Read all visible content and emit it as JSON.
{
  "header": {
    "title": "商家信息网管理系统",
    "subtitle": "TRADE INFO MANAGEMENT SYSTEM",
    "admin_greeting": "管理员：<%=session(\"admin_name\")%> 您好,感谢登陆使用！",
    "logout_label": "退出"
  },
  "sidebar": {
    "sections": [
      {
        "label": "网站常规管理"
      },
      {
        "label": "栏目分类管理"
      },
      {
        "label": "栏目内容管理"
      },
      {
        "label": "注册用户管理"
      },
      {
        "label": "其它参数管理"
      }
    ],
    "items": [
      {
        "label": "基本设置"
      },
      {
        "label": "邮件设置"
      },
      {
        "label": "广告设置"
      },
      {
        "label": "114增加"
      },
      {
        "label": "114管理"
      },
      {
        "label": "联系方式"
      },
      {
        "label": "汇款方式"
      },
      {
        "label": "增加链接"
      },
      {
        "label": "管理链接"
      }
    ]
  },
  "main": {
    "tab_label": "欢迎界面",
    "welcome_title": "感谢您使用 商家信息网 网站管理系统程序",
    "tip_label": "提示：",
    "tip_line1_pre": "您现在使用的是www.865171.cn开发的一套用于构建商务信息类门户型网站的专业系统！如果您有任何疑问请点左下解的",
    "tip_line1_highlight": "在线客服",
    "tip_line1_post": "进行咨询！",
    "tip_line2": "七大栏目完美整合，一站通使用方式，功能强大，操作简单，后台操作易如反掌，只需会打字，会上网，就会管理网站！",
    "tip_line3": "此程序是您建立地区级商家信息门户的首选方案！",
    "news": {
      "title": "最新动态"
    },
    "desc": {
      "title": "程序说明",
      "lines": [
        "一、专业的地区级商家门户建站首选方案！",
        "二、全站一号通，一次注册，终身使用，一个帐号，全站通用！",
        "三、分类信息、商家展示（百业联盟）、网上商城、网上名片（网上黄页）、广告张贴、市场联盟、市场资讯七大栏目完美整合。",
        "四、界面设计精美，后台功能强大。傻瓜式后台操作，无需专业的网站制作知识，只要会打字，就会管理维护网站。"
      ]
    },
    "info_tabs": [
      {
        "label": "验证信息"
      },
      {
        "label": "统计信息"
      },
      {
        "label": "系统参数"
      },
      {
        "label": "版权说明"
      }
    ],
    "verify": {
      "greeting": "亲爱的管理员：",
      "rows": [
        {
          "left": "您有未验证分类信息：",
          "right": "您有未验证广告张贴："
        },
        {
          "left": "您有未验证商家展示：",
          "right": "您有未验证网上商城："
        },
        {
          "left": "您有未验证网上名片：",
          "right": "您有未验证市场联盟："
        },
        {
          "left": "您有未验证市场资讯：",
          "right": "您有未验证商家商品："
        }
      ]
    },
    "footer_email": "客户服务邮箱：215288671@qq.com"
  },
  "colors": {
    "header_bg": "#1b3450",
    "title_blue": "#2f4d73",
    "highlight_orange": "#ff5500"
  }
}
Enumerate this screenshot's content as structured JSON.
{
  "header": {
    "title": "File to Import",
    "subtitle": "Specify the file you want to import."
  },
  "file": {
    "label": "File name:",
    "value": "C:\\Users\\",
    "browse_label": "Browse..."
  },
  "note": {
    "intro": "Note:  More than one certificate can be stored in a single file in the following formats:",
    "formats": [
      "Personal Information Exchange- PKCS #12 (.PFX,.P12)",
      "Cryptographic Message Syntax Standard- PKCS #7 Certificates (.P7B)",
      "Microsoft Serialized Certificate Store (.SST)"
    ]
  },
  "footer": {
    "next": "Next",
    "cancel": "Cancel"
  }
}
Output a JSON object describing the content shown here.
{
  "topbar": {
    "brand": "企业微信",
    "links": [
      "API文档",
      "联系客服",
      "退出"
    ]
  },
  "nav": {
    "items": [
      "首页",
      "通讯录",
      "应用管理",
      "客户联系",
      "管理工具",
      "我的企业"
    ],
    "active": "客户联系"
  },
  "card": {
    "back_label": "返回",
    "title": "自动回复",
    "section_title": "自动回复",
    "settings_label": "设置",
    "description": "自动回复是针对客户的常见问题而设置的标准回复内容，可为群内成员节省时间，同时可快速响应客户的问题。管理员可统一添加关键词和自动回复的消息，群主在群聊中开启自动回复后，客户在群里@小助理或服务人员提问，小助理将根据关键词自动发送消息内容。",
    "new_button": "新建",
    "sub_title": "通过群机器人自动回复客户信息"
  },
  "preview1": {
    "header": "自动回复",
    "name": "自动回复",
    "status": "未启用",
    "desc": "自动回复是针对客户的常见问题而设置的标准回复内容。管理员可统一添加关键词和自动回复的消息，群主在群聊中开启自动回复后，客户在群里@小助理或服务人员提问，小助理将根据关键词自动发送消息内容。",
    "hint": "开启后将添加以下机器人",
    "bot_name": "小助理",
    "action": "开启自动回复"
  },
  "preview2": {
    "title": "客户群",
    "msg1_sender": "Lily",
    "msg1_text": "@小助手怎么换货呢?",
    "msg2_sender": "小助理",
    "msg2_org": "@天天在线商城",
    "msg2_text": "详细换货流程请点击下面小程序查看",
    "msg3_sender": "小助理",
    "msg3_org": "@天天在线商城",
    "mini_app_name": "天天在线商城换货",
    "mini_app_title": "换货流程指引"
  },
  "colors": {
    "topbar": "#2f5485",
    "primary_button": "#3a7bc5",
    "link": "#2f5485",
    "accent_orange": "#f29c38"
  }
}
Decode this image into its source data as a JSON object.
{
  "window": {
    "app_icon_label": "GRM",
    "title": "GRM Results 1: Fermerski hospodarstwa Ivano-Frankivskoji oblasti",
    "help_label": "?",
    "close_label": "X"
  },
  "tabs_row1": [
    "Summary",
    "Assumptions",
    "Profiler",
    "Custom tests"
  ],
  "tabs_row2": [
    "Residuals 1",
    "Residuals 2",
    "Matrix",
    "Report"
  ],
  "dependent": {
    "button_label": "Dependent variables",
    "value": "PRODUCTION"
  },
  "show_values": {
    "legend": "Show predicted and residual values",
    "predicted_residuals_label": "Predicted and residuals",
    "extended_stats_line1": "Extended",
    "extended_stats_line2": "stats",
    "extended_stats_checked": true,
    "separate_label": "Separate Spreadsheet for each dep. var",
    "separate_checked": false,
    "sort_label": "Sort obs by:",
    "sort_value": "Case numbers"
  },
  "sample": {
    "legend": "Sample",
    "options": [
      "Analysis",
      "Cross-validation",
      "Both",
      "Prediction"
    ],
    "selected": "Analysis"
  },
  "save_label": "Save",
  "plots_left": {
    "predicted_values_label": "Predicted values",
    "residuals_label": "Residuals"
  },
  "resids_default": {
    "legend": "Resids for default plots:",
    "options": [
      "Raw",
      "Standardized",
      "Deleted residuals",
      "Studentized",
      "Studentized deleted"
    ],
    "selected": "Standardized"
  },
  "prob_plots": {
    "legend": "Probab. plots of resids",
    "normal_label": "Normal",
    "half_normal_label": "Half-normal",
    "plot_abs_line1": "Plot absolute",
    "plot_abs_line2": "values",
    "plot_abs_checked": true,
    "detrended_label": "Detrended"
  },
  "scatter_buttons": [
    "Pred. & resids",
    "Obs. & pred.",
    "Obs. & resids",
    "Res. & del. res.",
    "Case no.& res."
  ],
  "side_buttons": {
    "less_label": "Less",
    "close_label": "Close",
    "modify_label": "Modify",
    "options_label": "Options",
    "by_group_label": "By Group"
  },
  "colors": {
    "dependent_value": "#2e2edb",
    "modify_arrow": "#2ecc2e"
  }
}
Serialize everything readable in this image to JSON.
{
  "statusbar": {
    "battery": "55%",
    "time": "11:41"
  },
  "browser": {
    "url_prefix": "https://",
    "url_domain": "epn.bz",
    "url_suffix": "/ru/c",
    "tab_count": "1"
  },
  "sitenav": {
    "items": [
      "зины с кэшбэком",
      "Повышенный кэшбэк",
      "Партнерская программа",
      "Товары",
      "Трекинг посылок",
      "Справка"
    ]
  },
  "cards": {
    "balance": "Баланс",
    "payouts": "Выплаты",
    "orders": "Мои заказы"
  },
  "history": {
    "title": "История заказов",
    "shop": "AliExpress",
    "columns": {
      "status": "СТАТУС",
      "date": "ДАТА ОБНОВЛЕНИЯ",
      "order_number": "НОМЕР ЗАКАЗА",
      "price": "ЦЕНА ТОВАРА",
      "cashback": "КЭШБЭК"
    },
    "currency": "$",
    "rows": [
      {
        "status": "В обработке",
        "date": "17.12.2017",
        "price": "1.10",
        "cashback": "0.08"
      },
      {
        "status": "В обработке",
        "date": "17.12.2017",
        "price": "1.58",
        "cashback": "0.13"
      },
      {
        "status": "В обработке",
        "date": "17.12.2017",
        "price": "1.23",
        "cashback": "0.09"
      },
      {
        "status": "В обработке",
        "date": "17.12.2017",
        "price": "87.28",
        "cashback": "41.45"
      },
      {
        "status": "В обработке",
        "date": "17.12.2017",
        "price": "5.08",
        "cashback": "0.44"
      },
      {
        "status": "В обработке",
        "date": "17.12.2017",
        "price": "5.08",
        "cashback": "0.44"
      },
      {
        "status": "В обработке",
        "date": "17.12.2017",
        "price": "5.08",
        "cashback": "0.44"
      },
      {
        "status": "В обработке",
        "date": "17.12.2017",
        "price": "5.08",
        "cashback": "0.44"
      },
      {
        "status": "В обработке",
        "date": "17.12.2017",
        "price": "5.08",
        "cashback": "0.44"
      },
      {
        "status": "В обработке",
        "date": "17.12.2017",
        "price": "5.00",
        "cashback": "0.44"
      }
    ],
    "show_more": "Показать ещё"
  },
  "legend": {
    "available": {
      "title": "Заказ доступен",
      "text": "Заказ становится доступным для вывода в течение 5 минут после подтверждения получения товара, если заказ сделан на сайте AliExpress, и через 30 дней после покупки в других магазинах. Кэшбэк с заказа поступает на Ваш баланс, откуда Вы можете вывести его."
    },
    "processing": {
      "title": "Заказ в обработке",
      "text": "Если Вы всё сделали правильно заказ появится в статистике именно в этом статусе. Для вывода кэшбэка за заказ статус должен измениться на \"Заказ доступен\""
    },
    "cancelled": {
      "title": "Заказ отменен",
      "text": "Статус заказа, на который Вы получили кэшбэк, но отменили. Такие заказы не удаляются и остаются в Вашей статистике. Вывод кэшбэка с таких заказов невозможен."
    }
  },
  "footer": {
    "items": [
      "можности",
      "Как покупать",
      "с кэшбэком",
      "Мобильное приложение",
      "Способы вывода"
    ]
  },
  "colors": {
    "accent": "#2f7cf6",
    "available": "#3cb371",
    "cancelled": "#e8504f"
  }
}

§ **Exercise instructions**
Copy out each line of the data containing the string "кэшбэка".

§ **Result below**
      "text": "Если Вы всё сделали правильно заказ появится в статистике именно в этом статусе. Для вывода кэшбэка за заказ статус должен измениться на \"Заказ доступен\""
      "text": "Статус заказа, на который Вы получили кэшбэк, но отменили. Такие заказы не удаляются и остаются в Вашей статистике. Вывод кэшбэка с таких заказов невозможен."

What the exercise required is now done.